What this task involves: Provide the number of lines where the word "JSON" occurs, and no other text.

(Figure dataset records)
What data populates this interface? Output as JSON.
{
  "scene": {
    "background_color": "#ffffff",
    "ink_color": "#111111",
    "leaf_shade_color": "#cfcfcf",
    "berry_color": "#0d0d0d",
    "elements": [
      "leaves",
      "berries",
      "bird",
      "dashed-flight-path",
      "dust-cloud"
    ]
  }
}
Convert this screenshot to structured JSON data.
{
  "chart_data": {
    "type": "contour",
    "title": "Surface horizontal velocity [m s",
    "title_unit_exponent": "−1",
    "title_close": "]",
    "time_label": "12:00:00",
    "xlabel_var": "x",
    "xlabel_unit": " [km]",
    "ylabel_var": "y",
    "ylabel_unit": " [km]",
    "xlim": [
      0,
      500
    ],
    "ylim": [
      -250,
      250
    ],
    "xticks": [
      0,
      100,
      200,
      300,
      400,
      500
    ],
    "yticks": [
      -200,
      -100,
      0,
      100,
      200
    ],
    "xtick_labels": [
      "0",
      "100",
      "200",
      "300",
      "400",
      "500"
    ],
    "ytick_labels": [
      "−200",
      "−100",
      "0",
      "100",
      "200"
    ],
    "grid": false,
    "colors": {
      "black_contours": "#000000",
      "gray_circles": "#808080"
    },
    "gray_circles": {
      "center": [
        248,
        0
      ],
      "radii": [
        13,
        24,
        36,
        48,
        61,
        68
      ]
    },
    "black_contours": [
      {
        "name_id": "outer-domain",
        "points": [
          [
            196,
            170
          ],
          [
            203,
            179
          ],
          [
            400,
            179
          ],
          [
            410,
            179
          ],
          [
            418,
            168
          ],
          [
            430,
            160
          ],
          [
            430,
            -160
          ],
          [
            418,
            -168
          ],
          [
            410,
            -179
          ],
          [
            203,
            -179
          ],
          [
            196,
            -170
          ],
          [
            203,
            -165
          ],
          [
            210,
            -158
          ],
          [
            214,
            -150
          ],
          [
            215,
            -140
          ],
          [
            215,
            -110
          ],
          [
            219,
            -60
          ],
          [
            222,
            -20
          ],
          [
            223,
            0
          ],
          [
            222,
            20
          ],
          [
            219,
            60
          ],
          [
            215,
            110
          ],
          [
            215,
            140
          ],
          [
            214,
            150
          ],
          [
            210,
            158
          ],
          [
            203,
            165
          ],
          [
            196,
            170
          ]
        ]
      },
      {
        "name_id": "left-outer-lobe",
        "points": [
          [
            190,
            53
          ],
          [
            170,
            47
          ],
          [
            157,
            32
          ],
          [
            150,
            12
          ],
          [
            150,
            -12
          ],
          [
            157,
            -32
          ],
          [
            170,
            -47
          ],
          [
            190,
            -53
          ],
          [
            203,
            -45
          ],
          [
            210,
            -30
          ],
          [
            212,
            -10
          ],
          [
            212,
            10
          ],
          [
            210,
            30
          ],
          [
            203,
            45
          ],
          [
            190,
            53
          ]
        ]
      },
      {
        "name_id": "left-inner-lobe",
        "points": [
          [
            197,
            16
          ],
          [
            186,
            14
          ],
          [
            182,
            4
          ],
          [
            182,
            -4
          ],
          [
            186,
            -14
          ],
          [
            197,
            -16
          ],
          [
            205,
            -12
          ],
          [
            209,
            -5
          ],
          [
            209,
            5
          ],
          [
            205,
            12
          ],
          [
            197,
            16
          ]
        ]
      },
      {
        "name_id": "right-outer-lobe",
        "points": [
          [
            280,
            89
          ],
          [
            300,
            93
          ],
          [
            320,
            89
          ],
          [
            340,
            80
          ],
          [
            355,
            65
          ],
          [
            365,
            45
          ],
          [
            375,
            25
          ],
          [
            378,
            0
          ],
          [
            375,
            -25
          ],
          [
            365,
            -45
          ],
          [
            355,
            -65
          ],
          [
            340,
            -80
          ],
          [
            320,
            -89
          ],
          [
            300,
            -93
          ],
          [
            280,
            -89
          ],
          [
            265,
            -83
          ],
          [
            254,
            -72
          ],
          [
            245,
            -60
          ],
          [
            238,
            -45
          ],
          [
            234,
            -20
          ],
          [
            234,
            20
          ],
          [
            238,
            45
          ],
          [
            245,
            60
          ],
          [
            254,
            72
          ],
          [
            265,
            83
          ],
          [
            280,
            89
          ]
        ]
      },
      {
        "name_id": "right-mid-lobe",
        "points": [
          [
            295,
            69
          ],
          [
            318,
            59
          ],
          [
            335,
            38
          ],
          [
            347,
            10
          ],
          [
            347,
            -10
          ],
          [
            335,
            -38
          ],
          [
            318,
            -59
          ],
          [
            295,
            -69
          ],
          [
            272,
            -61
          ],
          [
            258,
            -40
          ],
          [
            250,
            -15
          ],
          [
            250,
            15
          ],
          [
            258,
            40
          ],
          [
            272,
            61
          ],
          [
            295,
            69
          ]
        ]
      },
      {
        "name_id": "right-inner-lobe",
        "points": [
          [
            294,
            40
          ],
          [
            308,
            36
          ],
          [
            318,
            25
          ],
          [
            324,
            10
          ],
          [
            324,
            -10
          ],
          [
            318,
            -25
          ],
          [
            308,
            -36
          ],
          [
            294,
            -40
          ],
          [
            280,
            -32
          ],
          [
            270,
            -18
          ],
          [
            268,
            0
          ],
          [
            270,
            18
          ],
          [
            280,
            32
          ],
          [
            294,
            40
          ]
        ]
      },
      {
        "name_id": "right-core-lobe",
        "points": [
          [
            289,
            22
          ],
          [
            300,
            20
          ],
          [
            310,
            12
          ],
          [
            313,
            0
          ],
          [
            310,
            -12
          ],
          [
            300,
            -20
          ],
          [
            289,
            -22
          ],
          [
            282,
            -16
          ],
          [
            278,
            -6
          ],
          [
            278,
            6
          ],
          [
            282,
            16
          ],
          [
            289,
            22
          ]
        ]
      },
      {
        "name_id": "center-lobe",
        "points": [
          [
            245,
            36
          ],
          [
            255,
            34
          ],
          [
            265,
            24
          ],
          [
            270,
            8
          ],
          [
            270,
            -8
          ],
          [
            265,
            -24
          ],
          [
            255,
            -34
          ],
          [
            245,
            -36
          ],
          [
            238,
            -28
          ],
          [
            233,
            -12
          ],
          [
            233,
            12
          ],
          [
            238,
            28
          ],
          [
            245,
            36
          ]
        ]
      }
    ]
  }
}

Exercise output: 2